→ GIVEN EXERCISE
Copy each line below that contains "бюджетным".

→ PROVIDED ENTRIES
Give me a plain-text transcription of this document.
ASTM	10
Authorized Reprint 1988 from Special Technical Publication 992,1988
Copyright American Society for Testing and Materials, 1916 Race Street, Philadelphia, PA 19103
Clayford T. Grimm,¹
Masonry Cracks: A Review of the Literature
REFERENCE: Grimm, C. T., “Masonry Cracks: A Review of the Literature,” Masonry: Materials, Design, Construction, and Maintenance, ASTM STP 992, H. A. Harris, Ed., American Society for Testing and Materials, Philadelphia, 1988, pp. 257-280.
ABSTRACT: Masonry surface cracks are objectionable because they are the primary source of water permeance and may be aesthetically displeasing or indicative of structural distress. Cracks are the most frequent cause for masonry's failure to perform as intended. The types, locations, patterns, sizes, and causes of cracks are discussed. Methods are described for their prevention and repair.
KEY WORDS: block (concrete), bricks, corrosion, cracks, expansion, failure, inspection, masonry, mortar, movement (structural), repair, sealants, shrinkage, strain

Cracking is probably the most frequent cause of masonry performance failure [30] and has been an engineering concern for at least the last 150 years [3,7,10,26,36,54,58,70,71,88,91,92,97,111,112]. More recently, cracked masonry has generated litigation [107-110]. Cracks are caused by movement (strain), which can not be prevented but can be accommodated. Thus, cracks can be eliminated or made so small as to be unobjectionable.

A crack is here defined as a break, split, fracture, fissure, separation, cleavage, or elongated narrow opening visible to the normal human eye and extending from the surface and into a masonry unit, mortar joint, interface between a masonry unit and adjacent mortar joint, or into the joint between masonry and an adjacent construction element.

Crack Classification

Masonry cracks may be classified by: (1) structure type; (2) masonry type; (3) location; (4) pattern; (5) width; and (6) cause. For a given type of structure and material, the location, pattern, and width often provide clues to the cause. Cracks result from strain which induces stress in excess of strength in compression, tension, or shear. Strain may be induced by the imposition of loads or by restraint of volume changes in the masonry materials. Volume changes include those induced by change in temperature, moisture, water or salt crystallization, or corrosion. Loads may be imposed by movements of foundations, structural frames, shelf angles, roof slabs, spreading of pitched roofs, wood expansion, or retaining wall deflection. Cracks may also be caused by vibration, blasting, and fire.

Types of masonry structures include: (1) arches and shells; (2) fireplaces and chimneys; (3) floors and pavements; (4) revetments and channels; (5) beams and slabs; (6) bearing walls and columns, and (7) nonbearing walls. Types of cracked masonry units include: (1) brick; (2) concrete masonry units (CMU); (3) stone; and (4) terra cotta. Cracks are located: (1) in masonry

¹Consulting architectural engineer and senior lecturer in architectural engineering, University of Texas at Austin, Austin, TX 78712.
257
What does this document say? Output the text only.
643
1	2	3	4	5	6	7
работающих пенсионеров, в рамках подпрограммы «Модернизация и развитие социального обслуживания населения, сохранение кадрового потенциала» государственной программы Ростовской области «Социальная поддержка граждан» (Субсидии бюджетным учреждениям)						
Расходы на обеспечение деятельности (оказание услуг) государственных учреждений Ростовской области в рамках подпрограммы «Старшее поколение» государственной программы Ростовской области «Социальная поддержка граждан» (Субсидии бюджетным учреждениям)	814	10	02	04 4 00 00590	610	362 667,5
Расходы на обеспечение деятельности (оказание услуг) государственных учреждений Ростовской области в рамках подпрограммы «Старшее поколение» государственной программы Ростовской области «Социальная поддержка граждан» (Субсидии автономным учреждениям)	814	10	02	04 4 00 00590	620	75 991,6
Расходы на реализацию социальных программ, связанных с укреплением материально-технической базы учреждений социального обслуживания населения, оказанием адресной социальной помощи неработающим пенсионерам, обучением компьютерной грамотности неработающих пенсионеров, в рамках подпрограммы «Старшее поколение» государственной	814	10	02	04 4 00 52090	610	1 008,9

→ ANSWER FOR THIS EXERCISE
работающих пенсионеров, в рамках подпрограммы «Модернизация и развитие социального обслуживания населения, сохранение кадрового потенциала» государственной программы Ростовской области «Социальная поддержка граждан» (Субсидии бюджетным учреждениям)						
Расходы на обеспечение деятельности (оказание услуг) государственных учреждений Ростовской области в рамках подпрограммы «Старшее поколение» государственной программы Ростовской области «Социальная поддержка граждан» (Субсидии бюджетным учреждениям)	814	10	02	04 4 00 00590	610	362 667,5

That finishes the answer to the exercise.